Task instructions: Copy the data below exactly, omitting any picture it contains.

Stored data:
--- begin ---

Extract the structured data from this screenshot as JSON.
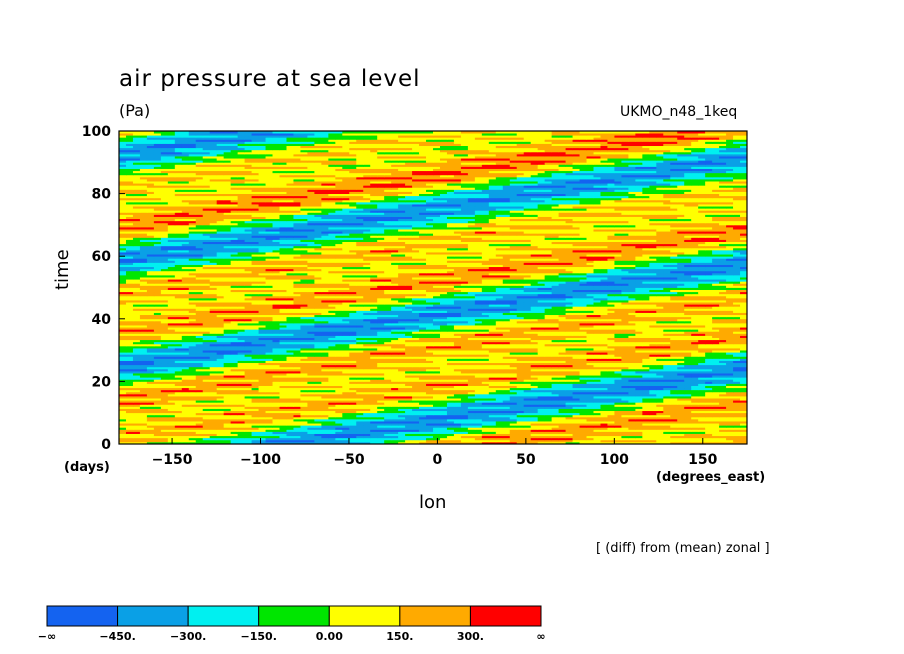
{
  "chart_data": {
    "type": "heatmap",
    "title": "air pressure at sea level",
    "units": "(Pa)",
    "model": "UKMO_n48_1keq",
    "xlabel": "lon",
    "ylabel": "time",
    "x_units": "(degrees_east)",
    "y_units": "(days)",
    "note": "[ (diff) from (mean) zonal ]",
    "xlim": [
      -180,
      175
    ],
    "ylim": [
      0,
      100
    ],
    "x_ticks": [
      -150,
      -100,
      -50,
      0,
      50,
      100,
      150
    ],
    "y_ticks": [
      0,
      20,
      40,
      60,
      80,
      100
    ],
    "levels": [
      -450,
      -300,
      -150,
      0,
      150,
      300
    ],
    "colorbar_labels": [
      "-∞",
      "-450.",
      "-300.",
      "-150.",
      "0.00",
      "150.",
      "300.",
      "∞"
    ],
    "colors": [
      "#1463f0",
      "#0aa0e6",
      "#00f0f0",
      "#00e600",
      "#ffff00",
      "#ffaa00",
      "#ff0000"
    ]
  }
}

--- end ---

Right answer:
Extract the structured data from this screenshot as JSON.
{
  "chart_data": {
    "type": "heatmap",
    "title": "air pressure at sea level",
    "units": "(Pa)",
    "model": "UKMO_n48_1keq",
    "xlabel": "lon",
    "ylabel": "time",
    "x_units": "(degrees_east)",
    "y_units": "(days)",
    "note": "[ (diff) from (mean) zonal ]",
    "xlim": [
      -180,
      175
    ],
    "ylim": [
      0,
      100
    ],
    "x_ticks": [
      -150,
      -100,
      -50,
      0,
      50,
      100,
      150
    ],
    "y_ticks": [
      0,
      20,
      40,
      60,
      80,
      100
    ],
    "levels": [
      -450,
      -300,
      -150,
      0,
      150,
      300
    ],
    "colorbar_labels": [
      "-∞",
      "-450.",
      "-300.",
      "-150.",
      "0.00",
      "150.",
      "300.",
      "∞"
    ],
    "colors": [
      "#1463f0",
      "#0aa0e6",
      "#00f0f0",
      "#00e600",
      "#ffff00",
      "#ffaa00",
      "#ff0000"
    ]
  }
}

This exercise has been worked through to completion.